[PROVIDED ENTRIES start]

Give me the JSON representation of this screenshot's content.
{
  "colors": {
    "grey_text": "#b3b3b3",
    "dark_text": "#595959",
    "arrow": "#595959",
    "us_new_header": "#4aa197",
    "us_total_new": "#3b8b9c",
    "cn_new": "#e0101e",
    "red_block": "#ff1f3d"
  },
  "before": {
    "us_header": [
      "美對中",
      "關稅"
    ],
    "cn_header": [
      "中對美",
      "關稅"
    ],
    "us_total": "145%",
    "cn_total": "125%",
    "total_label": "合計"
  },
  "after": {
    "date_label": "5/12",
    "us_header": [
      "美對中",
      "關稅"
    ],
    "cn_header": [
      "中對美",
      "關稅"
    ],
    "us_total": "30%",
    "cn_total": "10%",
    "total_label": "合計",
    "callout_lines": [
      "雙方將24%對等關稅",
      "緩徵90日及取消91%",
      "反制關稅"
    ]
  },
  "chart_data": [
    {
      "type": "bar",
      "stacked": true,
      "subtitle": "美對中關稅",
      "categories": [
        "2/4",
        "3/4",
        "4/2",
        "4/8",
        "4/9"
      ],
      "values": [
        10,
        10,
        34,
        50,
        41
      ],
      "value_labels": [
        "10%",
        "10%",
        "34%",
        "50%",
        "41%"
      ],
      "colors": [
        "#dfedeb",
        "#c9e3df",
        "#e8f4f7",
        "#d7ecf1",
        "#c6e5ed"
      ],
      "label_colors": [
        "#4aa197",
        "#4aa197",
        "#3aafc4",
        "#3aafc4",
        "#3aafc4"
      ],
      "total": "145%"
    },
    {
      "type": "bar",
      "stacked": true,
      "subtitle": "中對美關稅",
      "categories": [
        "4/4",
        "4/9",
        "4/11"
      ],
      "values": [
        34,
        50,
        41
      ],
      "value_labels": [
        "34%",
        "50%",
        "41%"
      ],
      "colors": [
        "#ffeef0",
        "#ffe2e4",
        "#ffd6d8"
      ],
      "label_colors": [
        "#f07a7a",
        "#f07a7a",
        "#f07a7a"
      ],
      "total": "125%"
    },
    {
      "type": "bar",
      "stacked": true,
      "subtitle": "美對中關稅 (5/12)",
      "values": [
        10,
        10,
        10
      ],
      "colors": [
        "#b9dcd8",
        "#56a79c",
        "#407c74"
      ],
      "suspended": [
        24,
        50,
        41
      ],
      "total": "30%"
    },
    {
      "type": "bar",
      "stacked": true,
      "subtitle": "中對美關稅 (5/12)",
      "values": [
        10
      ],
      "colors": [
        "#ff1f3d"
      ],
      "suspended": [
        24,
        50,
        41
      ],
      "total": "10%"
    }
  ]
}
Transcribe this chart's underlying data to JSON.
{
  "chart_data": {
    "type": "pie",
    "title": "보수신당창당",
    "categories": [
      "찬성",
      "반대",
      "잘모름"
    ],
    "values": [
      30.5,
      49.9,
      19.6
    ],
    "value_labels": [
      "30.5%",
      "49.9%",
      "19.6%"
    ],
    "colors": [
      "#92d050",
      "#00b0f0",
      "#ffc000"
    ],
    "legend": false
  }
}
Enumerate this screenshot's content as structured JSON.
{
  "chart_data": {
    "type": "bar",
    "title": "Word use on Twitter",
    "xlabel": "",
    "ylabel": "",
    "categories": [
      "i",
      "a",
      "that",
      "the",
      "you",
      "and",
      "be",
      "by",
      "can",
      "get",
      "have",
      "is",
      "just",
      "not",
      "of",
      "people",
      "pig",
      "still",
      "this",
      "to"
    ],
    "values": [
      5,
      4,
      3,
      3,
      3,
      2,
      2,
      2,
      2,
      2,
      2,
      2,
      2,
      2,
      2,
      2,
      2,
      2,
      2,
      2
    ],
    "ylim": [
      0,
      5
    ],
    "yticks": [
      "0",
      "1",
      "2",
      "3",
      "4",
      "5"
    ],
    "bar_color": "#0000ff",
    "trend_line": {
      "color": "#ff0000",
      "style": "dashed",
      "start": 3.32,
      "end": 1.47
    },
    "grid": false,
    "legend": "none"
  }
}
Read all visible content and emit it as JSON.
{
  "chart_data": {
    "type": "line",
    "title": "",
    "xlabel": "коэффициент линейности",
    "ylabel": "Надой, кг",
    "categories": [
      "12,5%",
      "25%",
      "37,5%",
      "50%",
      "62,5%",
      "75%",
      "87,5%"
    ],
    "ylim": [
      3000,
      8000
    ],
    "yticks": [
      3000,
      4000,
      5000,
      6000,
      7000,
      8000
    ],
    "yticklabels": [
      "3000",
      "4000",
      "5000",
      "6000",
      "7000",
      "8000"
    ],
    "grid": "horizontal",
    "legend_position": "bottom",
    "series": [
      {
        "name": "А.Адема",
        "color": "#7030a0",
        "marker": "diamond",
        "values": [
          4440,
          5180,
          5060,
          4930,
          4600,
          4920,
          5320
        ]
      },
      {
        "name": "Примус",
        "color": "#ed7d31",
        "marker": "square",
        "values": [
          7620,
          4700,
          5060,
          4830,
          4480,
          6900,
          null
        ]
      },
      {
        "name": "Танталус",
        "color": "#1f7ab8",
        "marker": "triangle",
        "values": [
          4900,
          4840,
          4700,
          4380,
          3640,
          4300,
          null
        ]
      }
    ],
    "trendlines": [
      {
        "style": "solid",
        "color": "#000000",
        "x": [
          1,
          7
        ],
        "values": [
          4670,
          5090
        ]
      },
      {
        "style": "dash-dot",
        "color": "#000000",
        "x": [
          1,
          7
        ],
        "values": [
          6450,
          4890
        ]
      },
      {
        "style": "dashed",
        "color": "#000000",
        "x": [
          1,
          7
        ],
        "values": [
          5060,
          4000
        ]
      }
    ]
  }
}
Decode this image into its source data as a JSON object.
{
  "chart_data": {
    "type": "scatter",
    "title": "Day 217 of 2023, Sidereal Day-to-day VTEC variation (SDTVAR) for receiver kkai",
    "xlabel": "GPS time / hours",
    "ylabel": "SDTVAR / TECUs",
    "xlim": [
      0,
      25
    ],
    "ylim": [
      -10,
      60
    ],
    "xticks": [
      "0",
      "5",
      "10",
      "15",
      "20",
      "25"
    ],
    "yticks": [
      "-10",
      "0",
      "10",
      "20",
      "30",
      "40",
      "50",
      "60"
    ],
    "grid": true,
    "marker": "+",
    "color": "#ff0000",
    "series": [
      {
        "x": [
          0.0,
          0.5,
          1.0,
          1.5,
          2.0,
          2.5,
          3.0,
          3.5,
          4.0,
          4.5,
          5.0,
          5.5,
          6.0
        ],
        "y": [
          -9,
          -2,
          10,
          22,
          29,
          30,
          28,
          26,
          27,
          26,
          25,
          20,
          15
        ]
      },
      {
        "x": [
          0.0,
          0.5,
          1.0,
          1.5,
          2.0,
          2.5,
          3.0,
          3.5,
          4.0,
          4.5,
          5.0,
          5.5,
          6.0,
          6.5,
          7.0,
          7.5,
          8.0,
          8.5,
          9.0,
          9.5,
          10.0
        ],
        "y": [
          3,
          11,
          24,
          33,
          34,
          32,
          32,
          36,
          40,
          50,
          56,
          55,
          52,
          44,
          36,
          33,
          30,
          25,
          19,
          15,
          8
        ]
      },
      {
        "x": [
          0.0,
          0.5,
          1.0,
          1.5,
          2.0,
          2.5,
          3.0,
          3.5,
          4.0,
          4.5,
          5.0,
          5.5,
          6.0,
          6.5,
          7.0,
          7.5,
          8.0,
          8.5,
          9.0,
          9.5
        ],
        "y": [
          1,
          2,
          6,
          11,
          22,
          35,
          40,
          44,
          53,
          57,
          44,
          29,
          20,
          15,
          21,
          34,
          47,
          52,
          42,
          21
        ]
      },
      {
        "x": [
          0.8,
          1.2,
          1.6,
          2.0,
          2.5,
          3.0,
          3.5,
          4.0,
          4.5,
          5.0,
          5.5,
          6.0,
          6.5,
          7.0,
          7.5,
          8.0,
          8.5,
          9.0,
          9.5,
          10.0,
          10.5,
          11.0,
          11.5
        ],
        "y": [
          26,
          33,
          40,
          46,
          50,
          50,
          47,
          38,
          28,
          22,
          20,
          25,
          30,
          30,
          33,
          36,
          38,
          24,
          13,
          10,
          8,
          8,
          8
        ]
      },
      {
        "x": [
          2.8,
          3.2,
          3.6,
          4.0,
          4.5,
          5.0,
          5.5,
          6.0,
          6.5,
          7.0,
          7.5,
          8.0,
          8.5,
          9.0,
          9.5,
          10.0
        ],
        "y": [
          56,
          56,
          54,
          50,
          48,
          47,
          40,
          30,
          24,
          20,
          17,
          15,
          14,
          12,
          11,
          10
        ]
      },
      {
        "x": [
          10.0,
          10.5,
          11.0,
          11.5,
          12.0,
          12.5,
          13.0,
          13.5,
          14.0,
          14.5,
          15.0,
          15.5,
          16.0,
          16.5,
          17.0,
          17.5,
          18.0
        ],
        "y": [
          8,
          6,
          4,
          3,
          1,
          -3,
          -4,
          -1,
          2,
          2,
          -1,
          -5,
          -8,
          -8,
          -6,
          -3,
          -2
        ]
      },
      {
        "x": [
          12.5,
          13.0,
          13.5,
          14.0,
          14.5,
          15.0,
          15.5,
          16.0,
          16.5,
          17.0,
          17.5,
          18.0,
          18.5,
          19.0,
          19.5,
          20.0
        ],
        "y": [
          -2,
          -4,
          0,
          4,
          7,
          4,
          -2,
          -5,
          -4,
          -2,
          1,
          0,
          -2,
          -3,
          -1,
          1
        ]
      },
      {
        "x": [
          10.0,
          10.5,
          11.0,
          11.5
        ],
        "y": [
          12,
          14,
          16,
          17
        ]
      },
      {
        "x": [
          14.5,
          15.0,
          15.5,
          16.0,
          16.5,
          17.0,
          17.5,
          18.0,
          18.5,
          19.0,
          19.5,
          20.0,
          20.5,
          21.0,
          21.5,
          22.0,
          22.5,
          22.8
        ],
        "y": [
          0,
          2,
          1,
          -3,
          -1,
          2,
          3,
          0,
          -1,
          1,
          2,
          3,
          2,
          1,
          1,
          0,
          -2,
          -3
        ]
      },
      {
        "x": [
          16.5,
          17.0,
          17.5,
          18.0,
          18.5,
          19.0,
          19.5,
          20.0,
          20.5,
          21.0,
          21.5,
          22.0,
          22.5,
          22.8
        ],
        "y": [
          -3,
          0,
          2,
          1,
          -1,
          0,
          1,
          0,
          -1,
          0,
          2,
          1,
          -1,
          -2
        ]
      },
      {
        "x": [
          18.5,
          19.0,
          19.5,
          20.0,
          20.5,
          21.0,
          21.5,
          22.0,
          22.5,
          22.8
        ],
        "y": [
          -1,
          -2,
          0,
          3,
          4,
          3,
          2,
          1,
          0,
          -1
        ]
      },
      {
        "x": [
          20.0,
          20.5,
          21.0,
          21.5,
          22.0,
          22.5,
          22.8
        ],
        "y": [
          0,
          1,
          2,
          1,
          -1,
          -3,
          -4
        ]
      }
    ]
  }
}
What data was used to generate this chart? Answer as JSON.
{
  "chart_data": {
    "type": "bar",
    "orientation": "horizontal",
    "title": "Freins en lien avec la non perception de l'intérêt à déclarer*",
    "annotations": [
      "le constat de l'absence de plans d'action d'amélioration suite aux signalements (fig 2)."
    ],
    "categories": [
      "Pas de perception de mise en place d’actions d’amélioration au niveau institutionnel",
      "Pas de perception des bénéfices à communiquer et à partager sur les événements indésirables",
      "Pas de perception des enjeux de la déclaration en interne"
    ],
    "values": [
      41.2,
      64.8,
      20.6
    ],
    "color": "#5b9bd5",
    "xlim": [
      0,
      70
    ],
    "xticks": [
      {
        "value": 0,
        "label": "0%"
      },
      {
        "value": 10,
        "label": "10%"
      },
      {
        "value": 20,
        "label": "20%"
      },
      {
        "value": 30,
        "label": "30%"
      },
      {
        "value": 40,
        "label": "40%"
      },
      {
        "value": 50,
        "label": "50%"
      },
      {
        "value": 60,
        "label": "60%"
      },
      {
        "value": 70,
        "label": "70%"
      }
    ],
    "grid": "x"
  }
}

[PROVIDED ENTRIES end]

TASK GOAL >>
Identify the lines in the entries above that contain "horizontal", then copy them out.

ANSWER TO THE TASK >>
    "grid": "horizontal",
    "orientation": "horizontal",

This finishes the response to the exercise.